Exercise description: Repeat the whole listing exactly as written.

Supplied material:
—————
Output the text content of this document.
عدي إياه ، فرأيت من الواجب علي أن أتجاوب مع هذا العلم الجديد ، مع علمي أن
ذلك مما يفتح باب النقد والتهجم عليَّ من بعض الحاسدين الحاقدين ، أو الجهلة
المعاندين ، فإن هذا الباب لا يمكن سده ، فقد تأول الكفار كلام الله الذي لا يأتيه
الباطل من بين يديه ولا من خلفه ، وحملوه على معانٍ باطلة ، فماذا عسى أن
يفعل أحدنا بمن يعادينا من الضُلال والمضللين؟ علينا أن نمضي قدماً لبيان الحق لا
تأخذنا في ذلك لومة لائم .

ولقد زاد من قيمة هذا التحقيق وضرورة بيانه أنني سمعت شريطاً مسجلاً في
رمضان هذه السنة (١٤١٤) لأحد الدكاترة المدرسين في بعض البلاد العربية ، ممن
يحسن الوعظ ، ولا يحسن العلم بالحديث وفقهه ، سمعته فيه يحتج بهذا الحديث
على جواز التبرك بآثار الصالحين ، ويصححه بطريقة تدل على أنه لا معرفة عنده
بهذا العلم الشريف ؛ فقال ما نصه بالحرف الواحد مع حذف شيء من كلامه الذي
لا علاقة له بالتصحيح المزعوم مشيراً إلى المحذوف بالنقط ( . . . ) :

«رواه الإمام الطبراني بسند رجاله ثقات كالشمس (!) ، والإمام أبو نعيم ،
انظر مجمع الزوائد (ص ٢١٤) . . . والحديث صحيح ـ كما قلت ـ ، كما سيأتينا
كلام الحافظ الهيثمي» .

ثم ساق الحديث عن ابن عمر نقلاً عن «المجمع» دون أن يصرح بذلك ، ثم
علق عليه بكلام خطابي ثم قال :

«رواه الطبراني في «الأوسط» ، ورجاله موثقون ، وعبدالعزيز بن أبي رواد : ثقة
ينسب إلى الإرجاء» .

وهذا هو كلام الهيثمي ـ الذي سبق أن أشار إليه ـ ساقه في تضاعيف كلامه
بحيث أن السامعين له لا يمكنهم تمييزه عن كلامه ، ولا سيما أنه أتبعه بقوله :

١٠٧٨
—————
Reply:
Output the text content of this document.
عدي إياه ، فرأيت من الواجب علي أن أتجاوب مع هذا العلم الجديد ، مع علمي أن
ذلك مما يفتح باب النقد والتهجم عليَّ من بعض الحاسدين الحاقدين ، أو الجهلة
المعاندين ، فإن هذا الباب لا يمكن سده ، فقد تأول الكفار كلام الله الذي لا يأتيه
الباطل من بين يديه ولا من خلفه ، وحملوه على معانٍ باطلة ، فماذا عسى أن
يفعل أحدنا بمن يعادينا من الضُلال والمضللين؟ علينا أن نمضي قدماً لبيان الحق لا
تأخذنا في ذلك لومة لائم .

ولقد زاد من قيمة هذا التحقيق وضرورة بيانه أنني سمعت شريطاً مسجلاً في
رمضان هذه السنة (١٤١٤) لأحد الدكاترة المدرسين في بعض البلاد العربية ، ممن
يحسن الوعظ ، ولا يحسن العلم بالحديث وفقهه ، سمعته فيه يحتج بهذا الحديث
على جواز التبرك بآثار الصالحين ، ويصححه بطريقة تدل على أنه لا معرفة عنده
بهذا العلم الشريف ؛ فقال ما نصه بالحرف الواحد مع حذف شيء من كلامه الذي
لا علاقة له بالتصحيح المزعوم مشيراً إلى المحذوف بالنقط ( . . . ) :

«رواه الإمام الطبراني بسند رجاله ثقات كالشمس (!) ، والإمام أبو نعيم ،
انظر مجمع الزوائد (ص ٢١٤) . . . والحديث صحيح ـ كما قلت ـ ، كما سيأتينا
كلام الحافظ الهيثمي» .

ثم ساق الحديث عن ابن عمر نقلاً عن «المجمع» دون أن يصرح بذلك ، ثم
علق عليه بكلام خطابي ثم قال :

«رواه الطبراني في «الأوسط» ، ورجاله موثقون ، وعبدالعزيز بن أبي رواد : ثقة
ينسب إلى الإرجاء» .

وهذا هو كلام الهيثمي ـ الذي سبق أن أشار إليه ـ ساقه في تضاعيف كلامه
بحيث أن السامعين له لا يمكنهم تمييزه عن كلامه ، ولا سيما أنه أتبعه بقوله :

١٠٧٨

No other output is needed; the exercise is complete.